- Work to do
Reply with the count of lines holding "solid", nothing more.

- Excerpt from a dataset
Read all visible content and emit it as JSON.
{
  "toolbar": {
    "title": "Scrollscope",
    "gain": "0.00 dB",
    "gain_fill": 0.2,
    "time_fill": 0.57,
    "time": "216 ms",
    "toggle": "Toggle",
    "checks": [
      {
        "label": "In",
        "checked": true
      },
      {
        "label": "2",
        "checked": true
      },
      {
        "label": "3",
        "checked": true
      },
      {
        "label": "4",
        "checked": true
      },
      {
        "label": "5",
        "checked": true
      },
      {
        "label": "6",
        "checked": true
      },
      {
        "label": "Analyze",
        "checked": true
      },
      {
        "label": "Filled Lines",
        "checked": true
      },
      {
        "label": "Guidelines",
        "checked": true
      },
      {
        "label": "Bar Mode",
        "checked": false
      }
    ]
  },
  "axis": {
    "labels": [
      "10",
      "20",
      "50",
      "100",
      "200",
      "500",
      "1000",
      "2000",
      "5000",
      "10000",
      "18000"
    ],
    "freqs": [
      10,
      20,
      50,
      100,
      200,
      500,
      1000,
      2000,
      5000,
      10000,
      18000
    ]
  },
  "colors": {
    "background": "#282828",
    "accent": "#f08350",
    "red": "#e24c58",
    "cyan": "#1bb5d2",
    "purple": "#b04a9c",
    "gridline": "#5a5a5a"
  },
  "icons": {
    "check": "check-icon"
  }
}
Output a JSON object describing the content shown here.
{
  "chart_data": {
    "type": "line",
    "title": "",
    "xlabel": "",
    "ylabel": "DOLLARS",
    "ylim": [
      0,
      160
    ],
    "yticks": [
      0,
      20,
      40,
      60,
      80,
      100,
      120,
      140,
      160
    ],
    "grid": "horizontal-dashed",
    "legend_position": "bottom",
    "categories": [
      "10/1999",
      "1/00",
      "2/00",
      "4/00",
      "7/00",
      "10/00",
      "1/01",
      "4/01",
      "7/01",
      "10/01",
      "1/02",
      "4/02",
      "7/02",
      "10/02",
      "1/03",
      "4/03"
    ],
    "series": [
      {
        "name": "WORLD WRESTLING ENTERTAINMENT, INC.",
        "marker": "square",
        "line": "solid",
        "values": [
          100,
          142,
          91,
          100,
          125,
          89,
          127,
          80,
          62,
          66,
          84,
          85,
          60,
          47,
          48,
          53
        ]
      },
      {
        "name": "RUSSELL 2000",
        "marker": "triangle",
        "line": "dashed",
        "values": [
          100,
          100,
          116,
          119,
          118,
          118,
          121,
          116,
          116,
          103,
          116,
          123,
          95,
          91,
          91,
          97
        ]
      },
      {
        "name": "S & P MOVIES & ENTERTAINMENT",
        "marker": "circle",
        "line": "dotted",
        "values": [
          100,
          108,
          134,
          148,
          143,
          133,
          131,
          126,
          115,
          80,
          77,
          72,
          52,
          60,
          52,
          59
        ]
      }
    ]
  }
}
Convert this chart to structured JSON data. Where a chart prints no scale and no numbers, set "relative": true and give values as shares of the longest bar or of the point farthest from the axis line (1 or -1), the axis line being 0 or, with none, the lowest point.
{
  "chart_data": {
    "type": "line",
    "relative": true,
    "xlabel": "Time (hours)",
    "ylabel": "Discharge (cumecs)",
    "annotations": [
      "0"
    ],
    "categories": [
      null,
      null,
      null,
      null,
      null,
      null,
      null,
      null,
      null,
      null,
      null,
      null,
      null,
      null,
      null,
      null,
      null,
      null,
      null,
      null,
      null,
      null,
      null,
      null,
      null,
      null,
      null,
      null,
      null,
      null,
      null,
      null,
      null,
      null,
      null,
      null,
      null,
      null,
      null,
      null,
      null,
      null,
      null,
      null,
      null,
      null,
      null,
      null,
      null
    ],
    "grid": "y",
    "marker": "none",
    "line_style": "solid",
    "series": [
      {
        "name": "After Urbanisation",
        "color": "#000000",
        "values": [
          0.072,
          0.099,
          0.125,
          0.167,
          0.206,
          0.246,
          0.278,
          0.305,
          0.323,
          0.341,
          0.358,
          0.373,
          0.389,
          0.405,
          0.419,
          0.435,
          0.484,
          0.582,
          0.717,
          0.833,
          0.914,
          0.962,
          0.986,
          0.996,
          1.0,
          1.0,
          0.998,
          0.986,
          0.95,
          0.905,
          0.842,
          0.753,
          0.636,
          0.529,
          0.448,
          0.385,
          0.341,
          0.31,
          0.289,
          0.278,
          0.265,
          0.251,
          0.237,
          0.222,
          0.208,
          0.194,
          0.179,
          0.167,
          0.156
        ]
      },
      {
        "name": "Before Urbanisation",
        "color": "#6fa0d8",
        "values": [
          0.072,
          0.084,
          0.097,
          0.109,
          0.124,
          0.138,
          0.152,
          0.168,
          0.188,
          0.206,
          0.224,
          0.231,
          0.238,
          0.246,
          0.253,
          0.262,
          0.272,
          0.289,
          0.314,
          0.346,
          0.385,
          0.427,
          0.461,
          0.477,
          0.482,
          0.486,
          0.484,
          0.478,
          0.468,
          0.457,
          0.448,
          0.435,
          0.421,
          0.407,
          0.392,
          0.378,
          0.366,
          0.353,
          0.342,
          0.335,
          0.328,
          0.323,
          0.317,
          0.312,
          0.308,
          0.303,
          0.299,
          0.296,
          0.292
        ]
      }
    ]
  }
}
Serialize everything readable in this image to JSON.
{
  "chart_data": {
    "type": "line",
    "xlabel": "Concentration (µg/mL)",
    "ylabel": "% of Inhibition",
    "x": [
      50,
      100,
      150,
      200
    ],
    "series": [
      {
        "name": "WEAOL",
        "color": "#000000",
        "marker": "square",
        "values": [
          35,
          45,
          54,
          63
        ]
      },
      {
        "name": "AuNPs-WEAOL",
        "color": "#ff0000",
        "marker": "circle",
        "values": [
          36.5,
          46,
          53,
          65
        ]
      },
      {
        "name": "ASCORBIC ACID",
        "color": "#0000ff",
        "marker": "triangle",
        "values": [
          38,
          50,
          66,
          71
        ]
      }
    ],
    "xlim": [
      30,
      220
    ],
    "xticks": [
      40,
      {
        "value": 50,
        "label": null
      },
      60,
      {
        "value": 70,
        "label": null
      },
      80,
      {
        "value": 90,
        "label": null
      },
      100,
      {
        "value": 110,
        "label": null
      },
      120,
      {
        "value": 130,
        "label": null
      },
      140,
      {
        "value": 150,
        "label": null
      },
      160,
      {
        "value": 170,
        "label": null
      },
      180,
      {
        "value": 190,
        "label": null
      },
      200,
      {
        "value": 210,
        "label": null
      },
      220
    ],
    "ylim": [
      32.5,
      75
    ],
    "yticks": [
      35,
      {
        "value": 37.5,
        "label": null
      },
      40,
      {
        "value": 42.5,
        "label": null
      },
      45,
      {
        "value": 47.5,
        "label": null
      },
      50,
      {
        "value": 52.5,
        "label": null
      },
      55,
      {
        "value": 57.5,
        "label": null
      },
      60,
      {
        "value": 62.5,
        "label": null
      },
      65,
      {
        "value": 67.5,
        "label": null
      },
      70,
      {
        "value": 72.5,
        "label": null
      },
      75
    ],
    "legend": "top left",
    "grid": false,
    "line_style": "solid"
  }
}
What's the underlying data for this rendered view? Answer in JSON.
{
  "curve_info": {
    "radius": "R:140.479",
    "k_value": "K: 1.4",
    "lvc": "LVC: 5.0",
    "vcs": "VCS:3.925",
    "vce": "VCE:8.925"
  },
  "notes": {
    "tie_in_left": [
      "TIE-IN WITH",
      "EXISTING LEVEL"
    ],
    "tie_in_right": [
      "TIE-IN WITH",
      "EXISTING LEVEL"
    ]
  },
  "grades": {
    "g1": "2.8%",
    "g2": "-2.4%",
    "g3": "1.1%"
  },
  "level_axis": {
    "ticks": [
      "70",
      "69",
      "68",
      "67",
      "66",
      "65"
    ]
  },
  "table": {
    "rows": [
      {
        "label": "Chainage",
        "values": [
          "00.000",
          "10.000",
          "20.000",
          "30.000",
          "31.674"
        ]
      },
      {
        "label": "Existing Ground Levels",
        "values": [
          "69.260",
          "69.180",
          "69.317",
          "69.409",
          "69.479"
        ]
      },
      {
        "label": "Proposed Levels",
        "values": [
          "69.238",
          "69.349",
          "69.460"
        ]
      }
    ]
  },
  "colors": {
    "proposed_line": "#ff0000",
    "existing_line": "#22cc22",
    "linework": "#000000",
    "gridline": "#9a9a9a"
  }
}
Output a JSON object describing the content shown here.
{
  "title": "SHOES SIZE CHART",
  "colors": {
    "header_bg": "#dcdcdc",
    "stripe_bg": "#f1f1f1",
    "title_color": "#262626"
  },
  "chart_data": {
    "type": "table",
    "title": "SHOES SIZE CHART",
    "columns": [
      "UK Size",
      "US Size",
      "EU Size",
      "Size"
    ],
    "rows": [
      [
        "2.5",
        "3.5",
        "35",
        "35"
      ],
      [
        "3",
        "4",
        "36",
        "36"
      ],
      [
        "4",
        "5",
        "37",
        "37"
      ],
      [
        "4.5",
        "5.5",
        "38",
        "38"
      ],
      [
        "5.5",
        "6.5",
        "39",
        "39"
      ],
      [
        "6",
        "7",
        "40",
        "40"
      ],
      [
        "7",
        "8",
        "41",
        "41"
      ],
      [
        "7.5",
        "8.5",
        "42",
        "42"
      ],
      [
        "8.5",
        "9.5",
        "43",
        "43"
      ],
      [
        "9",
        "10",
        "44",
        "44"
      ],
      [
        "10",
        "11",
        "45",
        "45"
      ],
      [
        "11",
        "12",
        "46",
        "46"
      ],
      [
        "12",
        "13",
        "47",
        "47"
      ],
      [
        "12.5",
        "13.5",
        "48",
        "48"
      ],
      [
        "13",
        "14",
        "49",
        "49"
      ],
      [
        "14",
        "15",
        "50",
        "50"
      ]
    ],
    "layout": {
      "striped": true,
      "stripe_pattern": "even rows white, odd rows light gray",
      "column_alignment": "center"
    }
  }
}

- Complete output
3